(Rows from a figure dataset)
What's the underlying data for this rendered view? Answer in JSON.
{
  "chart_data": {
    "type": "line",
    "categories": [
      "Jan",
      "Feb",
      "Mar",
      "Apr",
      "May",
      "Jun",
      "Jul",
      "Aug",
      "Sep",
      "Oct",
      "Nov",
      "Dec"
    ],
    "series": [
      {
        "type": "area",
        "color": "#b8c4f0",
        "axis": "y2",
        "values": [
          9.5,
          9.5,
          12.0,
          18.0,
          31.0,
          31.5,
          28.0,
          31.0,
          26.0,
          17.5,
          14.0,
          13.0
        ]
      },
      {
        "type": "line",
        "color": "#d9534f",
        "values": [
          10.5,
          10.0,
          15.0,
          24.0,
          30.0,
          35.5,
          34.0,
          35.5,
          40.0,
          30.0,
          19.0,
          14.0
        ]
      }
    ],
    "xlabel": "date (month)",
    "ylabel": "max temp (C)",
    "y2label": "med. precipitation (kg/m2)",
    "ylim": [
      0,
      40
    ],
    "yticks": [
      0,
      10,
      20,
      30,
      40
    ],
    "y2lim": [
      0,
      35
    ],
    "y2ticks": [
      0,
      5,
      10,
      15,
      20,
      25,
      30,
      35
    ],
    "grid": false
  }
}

=== Your goal ===
Reproduce the entries above exactly.

=== Task response ===
What's the underlying data for this rendered view? Answer in JSON.
{
  "chart_data": {
    "type": "line",
    "categories": [
      "Jan",
      "Feb",
      "Mar",
      "Apr",
      "May",
      "Jun",
      "Jul",
      "Aug",
      "Sep",
      "Oct",
      "Nov",
      "Dec"
    ],
    "series": [
      {
        "type": "area",
        "color": "#b8c4f0",
        "axis": "y2",
        "values": [
          9.5,
          9.5,
          12.0,
          18.0,
          31.0,
          31.5,
          28.0,
          31.0,
          26.0,
          17.5,
          14.0,
          13.0
        ]
      },
      {
        "type": "line",
        "color": "#d9534f",
        "values": [
          10.5,
          10.0,
          15.0,
          24.0,
          30.0,
          35.5,
          34.0,
          35.5,
          40.0,
          30.0,
          19.0,
          14.0
        ]
      }
    ],
    "xlabel": "date (month)",
    "ylabel": "max temp (C)",
    "y2label": "med. precipitation (kg/m2)",
    "ylim": [
      0,
      40
    ],
    "yticks": [
      0,
      10,
      20,
      30,
      40
    ],
    "y2lim": [
      0,
      35
    ],
    "y2ticks": [
      0,
      5,
      10,
      15,
      20,
      25,
      30,
      35
    ],
    "grid": false
  }
}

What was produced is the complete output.